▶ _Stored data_
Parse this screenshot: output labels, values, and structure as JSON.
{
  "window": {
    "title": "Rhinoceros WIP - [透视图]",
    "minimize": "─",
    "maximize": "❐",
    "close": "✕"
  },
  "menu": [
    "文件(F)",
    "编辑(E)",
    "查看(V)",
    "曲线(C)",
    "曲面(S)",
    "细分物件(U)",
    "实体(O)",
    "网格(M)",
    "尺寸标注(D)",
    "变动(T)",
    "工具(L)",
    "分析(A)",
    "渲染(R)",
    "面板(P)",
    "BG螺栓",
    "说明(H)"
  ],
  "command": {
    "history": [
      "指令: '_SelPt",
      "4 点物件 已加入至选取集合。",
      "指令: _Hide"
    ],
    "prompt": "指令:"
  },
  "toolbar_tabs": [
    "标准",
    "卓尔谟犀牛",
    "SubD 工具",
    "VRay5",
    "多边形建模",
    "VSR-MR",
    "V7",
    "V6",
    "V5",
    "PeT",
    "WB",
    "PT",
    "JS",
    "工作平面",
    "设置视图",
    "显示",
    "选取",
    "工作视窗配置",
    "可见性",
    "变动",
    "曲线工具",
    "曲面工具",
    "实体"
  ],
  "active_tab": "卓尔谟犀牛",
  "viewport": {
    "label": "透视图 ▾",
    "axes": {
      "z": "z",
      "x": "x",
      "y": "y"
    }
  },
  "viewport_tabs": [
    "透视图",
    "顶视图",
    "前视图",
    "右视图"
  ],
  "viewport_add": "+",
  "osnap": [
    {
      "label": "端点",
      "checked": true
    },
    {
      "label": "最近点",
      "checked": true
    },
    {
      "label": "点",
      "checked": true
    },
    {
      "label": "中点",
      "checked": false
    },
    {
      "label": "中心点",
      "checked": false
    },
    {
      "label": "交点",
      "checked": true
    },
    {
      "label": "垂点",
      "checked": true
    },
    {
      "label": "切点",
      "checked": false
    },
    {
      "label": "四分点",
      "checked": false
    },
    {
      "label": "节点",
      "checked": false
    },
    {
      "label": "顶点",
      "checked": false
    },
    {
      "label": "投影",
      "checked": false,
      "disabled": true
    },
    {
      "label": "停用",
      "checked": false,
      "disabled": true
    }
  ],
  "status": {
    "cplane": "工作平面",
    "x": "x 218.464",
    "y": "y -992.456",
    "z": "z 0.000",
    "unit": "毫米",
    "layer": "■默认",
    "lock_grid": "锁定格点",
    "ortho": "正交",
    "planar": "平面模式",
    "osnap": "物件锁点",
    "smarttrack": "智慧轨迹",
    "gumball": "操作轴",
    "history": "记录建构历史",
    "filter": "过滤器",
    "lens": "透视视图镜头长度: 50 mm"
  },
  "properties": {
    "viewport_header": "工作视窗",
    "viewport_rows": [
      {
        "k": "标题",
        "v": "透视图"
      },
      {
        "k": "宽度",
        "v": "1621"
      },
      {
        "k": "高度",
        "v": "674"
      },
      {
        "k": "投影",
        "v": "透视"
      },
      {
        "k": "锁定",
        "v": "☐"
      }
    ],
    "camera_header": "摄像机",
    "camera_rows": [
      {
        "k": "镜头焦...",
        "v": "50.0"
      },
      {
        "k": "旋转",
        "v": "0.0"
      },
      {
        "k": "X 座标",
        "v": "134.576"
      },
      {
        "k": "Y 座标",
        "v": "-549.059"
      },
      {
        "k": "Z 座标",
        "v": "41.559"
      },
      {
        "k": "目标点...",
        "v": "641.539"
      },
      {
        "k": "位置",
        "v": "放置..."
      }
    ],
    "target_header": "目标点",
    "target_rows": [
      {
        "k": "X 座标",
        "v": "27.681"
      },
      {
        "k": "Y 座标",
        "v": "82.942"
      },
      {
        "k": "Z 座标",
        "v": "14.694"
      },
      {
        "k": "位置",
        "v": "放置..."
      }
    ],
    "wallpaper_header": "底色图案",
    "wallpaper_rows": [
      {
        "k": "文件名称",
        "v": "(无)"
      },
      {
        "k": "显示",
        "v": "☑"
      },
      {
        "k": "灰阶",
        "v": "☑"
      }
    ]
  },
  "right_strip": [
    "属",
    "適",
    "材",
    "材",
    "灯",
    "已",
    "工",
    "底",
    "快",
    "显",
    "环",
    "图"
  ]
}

▶ _To be done_
Generate an exact reproduction of all entries.

▶ _Reply_
Parse this screenshot: output labels, values, and structure as JSON.
{
  "window": {
    "title": "Rhinoceros WIP - [透视图]",
    "minimize": "─",
    "maximize": "❐",
    "close": "✕"
  },
  "menu": [
    "文件(F)",
    "编辑(E)",
    "查看(V)",
    "曲线(C)",
    "曲面(S)",
    "细分物件(U)",
    "实体(O)",
    "网格(M)",
    "尺寸标注(D)",
    "变动(T)",
    "工具(L)",
    "分析(A)",
    "渲染(R)",
    "面板(P)",
    "BG螺栓",
    "说明(H)"
  ],
  "command": {
    "history": [
      "指令: '_SelPt",
      "4 点物件 已加入至选取集合。",
      "指令: _Hide"
    ],
    "prompt": "指令:"
  },
  "toolbar_tabs": [
    "标准",
    "卓尔谟犀牛",
    "SubD 工具",
    "VRay5",
    "多边形建模",
    "VSR-MR",
    "V7",
    "V6",
    "V5",
    "PeT",
    "WB",
    "PT",
    "JS",
    "工作平面",
    "设置视图",
    "显示",
    "选取",
    "工作视窗配置",
    "可见性",
    "变动",
    "曲线工具",
    "曲面工具",
    "实体"
  ],
  "active_tab": "卓尔谟犀牛",
  "viewport": {
    "label": "透视图 ▾",
    "axes": {
      "z": "z",
      "x": "x",
      "y": "y"
    }
  },
  "viewport_tabs": [
    "透视图",
    "顶视图",
    "前视图",
    "右视图"
  ],
  "viewport_add": "+",
  "osnap": [
    {
      "label": "端点",
      "checked": true
    },
    {
      "label": "最近点",
      "checked": true
    },
    {
      "label": "点",
      "checked": true
    },
    {
      "label": "中点",
      "checked": false
    },
    {
      "label": "中心点",
      "checked": false
    },
    {
      "label": "交点",
      "checked": true
    },
    {
      "label": "垂点",
      "checked": true
    },
    {
      "label": "切点",
      "checked": false
    },
    {
      "label": "四分点",
      "checked": false
    },
    {
      "label": "节点",
      "checked": false
    },
    {
      "label": "顶点",
      "checked": false
    },
    {
      "label": "投影",
      "checked": false,
      "disabled": true
    },
    {
      "label": "停用",
      "checked": false,
      "disabled": true
    }
  ],
  "status": {
    "cplane": "工作平面",
    "x": "x 218.464",
    "y": "y -992.456",
    "z": "z 0.000",
    "unit": "毫米",
    "layer": "■默认",
    "lock_grid": "锁定格点",
    "ortho": "正交",
    "planar": "平面模式",
    "osnap": "物件锁点",
    "smarttrack": "智慧轨迹",
    "gumball": "操作轴",
    "history": "记录建构历史",
    "filter": "过滤器",
    "lens": "透视视图镜头长度: 50 mm"
  },
  "properties": {
    "viewport_header": "工作视窗",
    "viewport_rows": [
      {
        "k": "标题",
        "v": "透视图"
      },
      {
        "k": "宽度",
        "v": "1621"
      },
      {
        "k": "高度",
        "v": "674"
      },
      {
        "k": "投影",
        "v": "透视"
      },
      {
        "k": "锁定",
        "v": "☐"
      }
    ],
    "camera_header": "摄像机",
    "camera_rows": [
      {
        "k": "镜头焦...",
        "v": "50.0"
      },
      {
        "k": "旋转",
        "v": "0.0"
      },
      {
        "k": "X 座标",
        "v": "134.576"
      },
      {
        "k": "Y 座标",
        "v": "-549.059"
      },
      {
        "k": "Z 座标",
        "v": "41.559"
      },
      {
        "k": "目标点...",
        "v": "641.539"
      },
      {
        "k": "位置",
        "v": "放置..."
      }
    ],
    "target_header": "目标点",
    "target_rows": [
      {
        "k": "X 座标",
        "v": "27.681"
      },
      {
        "k": "Y 座标",
        "v": "82.942"
      },
      {
        "k": "Z 座标",
        "v": "14.694"
      },
      {
        "k": "位置",
        "v": "放置..."
      }
    ],
    "wallpaper_header": "底色图案",
    "wallpaper_rows": [
      {
        "k": "文件名称",
        "v": "(无)"
      },
      {
        "k": "显示",
        "v": "☑"
      },
      {
        "k": "灰阶",
        "v": "☑"
      }
    ]
  },
  "right_strip": [
    "属",
    "適",
    "材",
    "材",
    "灯",
    "已",
    "工",
    "底",
    "快",
    "显",
    "环",
    "图"
  ]
}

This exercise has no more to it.